[start Data for the task]
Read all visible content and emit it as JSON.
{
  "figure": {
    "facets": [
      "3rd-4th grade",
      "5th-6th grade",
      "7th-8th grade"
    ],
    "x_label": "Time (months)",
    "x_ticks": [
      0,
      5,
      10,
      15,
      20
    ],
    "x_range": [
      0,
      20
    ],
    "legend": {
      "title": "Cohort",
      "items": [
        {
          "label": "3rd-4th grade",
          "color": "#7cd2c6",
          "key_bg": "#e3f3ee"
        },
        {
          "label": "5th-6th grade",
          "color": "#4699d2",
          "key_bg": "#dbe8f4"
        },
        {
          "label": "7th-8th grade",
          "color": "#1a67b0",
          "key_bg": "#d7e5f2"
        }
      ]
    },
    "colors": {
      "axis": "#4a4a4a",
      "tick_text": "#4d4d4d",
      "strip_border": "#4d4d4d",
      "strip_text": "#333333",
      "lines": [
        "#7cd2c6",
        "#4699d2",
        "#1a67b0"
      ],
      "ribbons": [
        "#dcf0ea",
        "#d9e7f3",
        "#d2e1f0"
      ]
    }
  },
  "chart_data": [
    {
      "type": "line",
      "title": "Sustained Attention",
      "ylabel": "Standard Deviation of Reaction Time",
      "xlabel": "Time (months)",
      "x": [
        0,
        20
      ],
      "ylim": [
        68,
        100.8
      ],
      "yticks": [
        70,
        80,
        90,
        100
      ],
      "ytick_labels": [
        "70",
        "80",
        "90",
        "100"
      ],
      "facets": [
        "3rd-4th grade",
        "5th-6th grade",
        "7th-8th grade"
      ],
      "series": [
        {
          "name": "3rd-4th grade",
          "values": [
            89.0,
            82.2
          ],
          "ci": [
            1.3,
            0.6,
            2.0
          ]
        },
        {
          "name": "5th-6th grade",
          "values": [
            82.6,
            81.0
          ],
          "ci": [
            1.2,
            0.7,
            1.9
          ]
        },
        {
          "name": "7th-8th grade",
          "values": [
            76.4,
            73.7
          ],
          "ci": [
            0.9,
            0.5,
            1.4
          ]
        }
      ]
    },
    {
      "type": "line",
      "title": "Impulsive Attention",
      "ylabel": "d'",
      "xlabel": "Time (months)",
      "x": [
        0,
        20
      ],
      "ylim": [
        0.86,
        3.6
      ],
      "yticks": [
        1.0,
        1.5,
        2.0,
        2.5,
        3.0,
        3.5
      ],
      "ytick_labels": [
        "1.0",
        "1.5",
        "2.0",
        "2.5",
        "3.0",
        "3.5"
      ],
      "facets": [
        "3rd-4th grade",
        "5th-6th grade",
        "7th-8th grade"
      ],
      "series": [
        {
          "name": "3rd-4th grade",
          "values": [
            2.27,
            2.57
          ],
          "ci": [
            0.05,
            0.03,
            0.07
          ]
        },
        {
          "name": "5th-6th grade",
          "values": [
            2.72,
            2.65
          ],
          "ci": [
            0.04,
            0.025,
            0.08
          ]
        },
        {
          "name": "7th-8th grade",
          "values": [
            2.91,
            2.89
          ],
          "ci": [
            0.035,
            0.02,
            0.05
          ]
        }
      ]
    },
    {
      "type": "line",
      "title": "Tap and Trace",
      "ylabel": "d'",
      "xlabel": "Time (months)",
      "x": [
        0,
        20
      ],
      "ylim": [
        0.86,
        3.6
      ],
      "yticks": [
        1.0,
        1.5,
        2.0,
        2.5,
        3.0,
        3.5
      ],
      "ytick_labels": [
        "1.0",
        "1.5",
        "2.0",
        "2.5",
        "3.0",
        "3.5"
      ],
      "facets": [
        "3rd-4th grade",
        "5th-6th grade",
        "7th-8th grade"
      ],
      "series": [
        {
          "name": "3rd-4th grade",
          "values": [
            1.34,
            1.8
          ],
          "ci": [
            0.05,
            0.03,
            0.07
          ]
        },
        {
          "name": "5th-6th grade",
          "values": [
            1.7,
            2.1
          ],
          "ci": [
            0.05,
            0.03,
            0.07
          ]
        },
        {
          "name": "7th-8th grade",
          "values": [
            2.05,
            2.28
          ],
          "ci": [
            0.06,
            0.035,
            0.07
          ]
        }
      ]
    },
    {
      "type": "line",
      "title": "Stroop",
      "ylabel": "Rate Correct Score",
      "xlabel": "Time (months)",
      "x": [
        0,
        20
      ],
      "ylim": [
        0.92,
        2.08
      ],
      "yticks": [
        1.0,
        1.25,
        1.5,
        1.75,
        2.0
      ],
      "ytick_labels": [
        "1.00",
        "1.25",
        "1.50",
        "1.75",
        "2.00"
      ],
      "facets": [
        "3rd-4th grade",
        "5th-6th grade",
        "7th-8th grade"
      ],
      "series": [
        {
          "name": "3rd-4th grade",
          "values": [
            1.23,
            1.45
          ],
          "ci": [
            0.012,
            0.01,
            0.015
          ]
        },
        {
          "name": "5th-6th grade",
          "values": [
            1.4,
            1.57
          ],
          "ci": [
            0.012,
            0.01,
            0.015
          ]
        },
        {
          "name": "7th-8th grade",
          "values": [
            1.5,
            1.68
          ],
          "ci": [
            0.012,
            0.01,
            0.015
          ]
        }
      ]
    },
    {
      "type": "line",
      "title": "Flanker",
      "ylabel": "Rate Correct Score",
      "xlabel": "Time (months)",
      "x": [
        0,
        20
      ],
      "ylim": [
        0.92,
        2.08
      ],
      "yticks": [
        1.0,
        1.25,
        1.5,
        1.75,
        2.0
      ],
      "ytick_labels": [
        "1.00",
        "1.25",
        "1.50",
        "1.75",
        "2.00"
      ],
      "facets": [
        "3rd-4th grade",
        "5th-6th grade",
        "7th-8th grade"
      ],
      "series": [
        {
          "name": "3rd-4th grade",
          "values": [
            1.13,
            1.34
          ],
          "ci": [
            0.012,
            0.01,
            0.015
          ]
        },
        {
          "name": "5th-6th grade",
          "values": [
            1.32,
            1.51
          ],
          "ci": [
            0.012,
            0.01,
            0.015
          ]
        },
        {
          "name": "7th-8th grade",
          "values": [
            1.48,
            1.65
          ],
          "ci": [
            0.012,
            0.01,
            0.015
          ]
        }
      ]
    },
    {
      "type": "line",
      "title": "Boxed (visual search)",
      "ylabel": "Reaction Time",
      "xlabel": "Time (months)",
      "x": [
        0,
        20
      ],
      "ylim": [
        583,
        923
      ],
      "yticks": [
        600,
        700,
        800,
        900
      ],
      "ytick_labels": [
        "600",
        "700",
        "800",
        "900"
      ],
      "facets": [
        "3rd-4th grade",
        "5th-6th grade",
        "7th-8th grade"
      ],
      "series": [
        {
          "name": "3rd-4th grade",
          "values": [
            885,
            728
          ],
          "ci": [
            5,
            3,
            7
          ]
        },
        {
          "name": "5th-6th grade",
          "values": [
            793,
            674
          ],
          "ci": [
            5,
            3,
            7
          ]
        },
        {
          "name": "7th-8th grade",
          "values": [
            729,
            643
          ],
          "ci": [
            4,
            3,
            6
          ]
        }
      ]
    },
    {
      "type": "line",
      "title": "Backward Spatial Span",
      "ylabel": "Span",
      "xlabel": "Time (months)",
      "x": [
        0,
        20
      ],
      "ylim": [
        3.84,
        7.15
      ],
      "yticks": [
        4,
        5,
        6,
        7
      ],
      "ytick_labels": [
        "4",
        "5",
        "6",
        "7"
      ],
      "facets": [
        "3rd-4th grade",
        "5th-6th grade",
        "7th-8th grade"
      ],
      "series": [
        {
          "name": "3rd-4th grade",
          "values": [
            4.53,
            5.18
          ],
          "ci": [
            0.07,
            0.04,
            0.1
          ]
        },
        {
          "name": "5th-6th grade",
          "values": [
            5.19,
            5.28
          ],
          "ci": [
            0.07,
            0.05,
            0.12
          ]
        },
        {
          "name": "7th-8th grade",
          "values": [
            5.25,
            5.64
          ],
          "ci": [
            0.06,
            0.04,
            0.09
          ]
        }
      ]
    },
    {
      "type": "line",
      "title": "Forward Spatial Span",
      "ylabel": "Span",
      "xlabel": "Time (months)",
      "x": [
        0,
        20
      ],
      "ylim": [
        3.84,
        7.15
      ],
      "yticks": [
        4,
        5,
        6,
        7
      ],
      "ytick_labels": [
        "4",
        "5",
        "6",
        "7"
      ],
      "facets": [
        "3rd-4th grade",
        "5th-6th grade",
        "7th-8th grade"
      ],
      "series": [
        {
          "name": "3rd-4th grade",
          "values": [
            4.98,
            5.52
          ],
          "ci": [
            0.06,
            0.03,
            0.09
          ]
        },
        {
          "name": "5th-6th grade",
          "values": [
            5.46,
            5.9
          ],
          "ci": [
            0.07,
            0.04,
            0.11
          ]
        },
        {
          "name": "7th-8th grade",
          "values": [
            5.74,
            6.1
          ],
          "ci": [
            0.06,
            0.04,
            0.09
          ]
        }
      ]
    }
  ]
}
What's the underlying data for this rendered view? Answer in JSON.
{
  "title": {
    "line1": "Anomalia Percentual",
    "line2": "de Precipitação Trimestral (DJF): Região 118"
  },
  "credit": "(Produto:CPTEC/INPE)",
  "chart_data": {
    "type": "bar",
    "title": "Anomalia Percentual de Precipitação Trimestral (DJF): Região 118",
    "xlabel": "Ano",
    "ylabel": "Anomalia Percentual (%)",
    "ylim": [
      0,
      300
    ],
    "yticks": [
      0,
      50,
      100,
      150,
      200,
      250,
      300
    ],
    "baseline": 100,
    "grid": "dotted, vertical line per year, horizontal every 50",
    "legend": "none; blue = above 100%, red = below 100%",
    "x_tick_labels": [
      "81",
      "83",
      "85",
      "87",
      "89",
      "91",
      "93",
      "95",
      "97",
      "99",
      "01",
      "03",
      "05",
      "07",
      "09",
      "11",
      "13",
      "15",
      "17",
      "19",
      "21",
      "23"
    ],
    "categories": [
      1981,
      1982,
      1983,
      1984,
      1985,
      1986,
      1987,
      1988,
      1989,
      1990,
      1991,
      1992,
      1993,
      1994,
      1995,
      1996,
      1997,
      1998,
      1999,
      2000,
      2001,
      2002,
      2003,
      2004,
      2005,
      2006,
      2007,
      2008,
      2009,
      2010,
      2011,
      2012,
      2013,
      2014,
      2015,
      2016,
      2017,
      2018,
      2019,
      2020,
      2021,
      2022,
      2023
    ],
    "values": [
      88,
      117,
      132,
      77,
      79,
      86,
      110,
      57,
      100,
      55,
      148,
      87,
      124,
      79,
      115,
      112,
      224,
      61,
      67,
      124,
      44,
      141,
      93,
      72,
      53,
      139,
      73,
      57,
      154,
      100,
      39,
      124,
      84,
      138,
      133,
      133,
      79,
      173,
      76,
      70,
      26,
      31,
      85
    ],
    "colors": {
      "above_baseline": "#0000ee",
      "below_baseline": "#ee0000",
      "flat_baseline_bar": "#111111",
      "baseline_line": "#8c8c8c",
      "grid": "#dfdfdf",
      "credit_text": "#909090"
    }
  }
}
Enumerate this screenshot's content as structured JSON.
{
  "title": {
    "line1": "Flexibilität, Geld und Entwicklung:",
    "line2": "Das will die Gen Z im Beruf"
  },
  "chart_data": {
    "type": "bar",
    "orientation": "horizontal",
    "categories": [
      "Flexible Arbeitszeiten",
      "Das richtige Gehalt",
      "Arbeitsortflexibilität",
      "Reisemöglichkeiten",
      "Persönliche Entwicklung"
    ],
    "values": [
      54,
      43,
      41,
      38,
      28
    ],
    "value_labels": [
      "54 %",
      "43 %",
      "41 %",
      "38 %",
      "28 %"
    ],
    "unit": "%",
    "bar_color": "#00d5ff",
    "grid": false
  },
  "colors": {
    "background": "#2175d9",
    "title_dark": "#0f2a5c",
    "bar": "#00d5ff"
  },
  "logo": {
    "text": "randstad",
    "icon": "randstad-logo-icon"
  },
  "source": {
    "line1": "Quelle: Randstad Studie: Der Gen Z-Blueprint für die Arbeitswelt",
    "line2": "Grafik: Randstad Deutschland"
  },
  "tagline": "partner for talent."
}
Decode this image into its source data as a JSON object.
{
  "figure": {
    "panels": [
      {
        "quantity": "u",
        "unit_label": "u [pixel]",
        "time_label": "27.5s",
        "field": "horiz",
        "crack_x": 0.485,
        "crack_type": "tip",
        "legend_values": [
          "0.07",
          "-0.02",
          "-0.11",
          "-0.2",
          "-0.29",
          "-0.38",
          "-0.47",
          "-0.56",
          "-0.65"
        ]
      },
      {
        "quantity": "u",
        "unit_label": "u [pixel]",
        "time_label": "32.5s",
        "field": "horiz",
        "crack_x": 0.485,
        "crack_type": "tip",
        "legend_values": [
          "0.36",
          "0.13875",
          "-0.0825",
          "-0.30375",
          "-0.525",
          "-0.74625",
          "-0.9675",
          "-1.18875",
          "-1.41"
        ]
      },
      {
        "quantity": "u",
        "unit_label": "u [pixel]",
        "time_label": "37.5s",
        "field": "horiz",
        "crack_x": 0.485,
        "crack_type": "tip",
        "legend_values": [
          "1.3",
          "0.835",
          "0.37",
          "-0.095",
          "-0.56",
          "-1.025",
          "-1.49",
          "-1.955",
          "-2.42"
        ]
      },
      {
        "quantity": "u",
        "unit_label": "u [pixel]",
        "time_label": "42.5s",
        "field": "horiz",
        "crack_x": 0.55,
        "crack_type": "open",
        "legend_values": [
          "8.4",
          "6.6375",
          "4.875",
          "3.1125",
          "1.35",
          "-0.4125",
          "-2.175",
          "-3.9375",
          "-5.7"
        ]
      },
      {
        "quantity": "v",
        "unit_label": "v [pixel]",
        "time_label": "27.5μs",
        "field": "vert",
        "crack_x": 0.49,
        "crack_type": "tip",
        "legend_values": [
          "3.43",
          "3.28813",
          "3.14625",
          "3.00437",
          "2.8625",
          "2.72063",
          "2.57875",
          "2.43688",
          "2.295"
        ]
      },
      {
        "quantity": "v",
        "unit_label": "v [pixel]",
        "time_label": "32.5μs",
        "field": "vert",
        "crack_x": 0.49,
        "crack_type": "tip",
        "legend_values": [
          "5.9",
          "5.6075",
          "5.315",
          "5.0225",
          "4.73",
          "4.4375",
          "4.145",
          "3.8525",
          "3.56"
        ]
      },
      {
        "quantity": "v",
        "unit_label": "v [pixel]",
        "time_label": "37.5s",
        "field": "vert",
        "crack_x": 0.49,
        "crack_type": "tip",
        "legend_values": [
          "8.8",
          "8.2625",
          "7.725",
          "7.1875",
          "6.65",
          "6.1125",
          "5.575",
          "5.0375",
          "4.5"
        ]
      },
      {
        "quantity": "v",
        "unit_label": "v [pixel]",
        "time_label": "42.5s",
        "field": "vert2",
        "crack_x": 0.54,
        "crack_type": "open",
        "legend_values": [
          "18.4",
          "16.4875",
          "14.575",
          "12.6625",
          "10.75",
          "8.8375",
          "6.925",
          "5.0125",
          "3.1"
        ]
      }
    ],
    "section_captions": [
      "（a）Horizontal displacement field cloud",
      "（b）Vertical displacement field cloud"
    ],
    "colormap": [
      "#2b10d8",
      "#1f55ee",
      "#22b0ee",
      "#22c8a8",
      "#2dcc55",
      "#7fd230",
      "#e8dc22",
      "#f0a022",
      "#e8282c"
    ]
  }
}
[end Data for the task]
■ **Problem details**
List each line of the entries that holds the string "displacement".

■ **The answer**
      "（a）Horizontal displacement field cloud",
      "（b）Vertical displacement field cloud"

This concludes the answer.